WRITTEN REQUEST ::
Count how many lines contain "higher" and reply with that number only.

· · ·

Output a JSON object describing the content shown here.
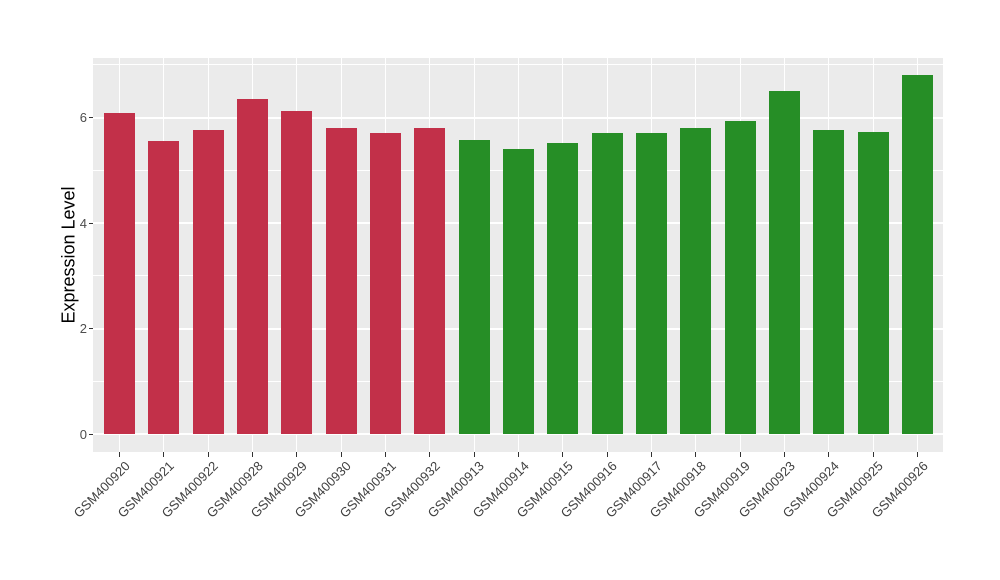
{
  "figure": {
    "background_color": "#FFFFFF",
    "panel_background_color": "#EBEBEB",
    "gridline_color": "#FFFFFF",
    "tick_mark_color": "#333333",
    "axis_text_color": "#4D4D4D",
    "axis_title_color": "#000000"
  },
  "chart_data": {
    "type": "bar",
    "title": "",
    "xlabel": "",
    "ylabel": "Expression Level",
    "categories": [
      "GSM400920",
      "GSM400921",
      "GSM400922",
      "GSM400928",
      "GSM400929",
      "GSM400930",
      "GSM400931",
      "GSM400932",
      "GSM400913",
      "GSM400914",
      "GSM400915",
      "GSM400916",
      "GSM400917",
      "GSM400918",
      "GSM400919",
      "GSM400923",
      "GSM400924",
      "GSM400925",
      "GSM400926"
    ],
    "values": [
      6.08,
      5.55,
      5.76,
      6.35,
      6.12,
      5.8,
      5.71,
      5.81,
      5.57,
      5.4,
      5.52,
      5.71,
      5.7,
      5.8,
      5.93,
      6.5,
      5.76,
      5.73,
      6.81
    ],
    "groups": [
      {
        "name": "group-red",
        "color": "#C23049",
        "count": 8
      },
      {
        "name": "group-green",
        "color": "#268E26",
        "count": 11
      }
    ],
    "bar_colors": [
      "#C23049",
      "#C23049",
      "#C23049",
      "#C23049",
      "#C23049",
      "#C23049",
      "#C23049",
      "#C23049",
      "#268E26",
      "#268E26",
      "#268E26",
      "#268E26",
      "#268E26",
      "#268E26",
      "#268E26",
      "#268E26",
      "#268E26",
      "#268E26",
      "#268E26"
    ],
    "y_ticks": [
      0,
      2,
      4,
      6
    ],
    "y_minor_ticks": [
      1,
      3,
      5,
      7
    ],
    "ylim": [
      0,
      7.1
    ],
    "x_label_angle_deg": 45,
    "grid": true,
    "legend_position": "none"
  }
}
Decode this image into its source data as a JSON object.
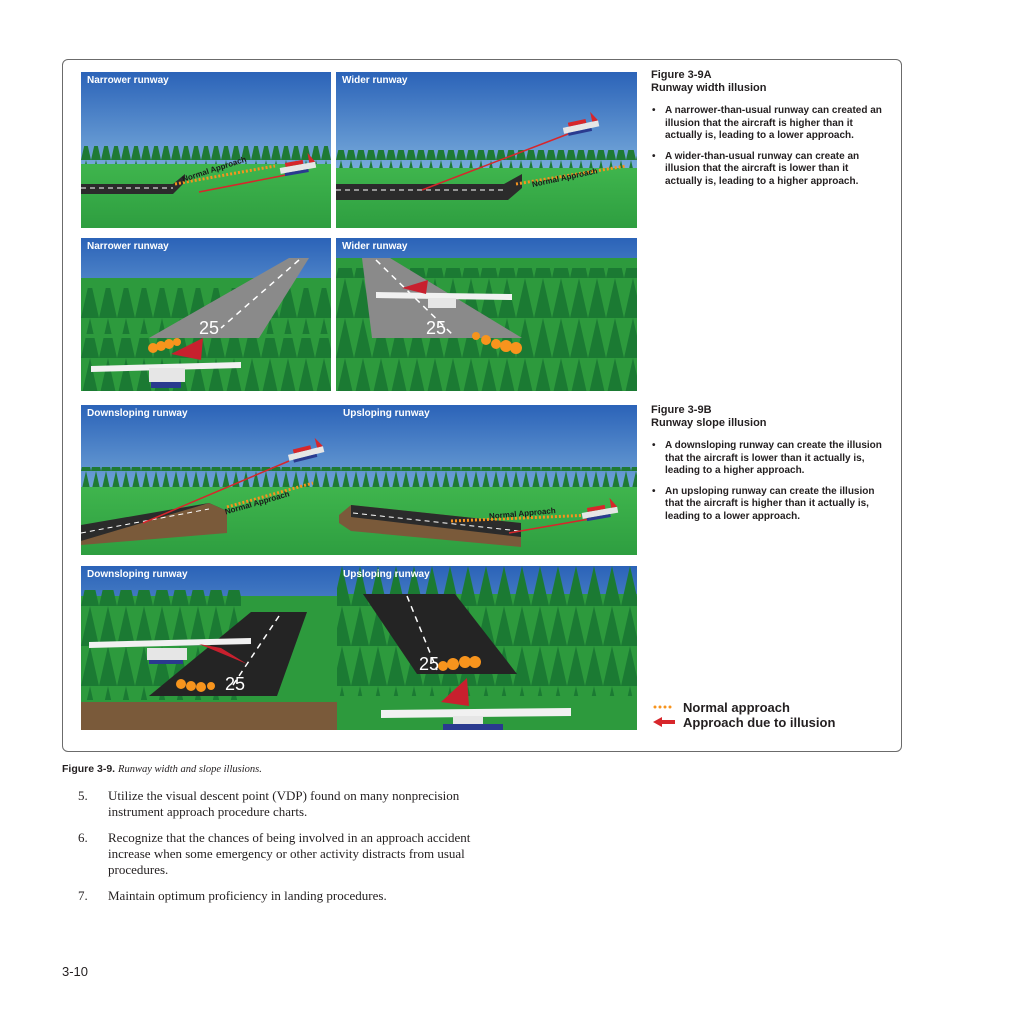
{
  "panels": {
    "p1": "Narrower runway",
    "p2": "Wider runway",
    "p3": "Narrower runway",
    "p4": "Wider runway",
    "p5": "Downsloping runway",
    "p6": "Upsloping runway",
    "p7": "Downsloping runway",
    "p8": "Upsloping runway"
  },
  "annotations": {
    "normal_approach": "Normal Approach",
    "runway_number": "25"
  },
  "fig_a": {
    "number": "Figure 3-9A",
    "title": "Runway width illusion",
    "bullets": [
      "A narrower-than-usual runway can created an illusion that the aircraft is higher than it actually is, leading to a lower approach.",
      "A wider-than-usual runway can create an illusion that the aircraft is lower than it actually is, leading to a higher approach."
    ]
  },
  "fig_b": {
    "number": "Figure 3-9B",
    "title": "Runway slope illusion",
    "bullets": [
      "A downsloping runway can create the illusion that the aircraft is lower than it actually is, leading to a higher approach.",
      "An upsloping runway can create the illusion that the aircraft is higher than it actually is, leading to a lower approach."
    ]
  },
  "legend": {
    "normal": "Normal approach",
    "illusion": "Approach due to illusion"
  },
  "caption": {
    "number": "Figure 3-9.",
    "text": "Runway width and slope illusions."
  },
  "steps": [
    {
      "n": "5.",
      "text": "Utilize the visual descent point (VDP) found on many nonprecision instrument approach procedure charts."
    },
    {
      "n": "6.",
      "text": "Recognize that the chances of being involved in an approach accident increase when some emergency or other activity distracts from usual procedures."
    },
    {
      "n": "7.",
      "text": "Maintain optimum proficiency in landing procedures."
    }
  ],
  "page_number": "3-10",
  "colors": {
    "sky_top": "#2b63b8",
    "sky_bottom": "#9fd0ee",
    "grass": "#39b14a",
    "trees": "#1f7a34",
    "runway": "#2b2b2b",
    "normal_path": "#f7941d",
    "illusion_path": "#d7262b"
  }
}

· · ·

RESPONSE TO THIS EXERCISE ::
4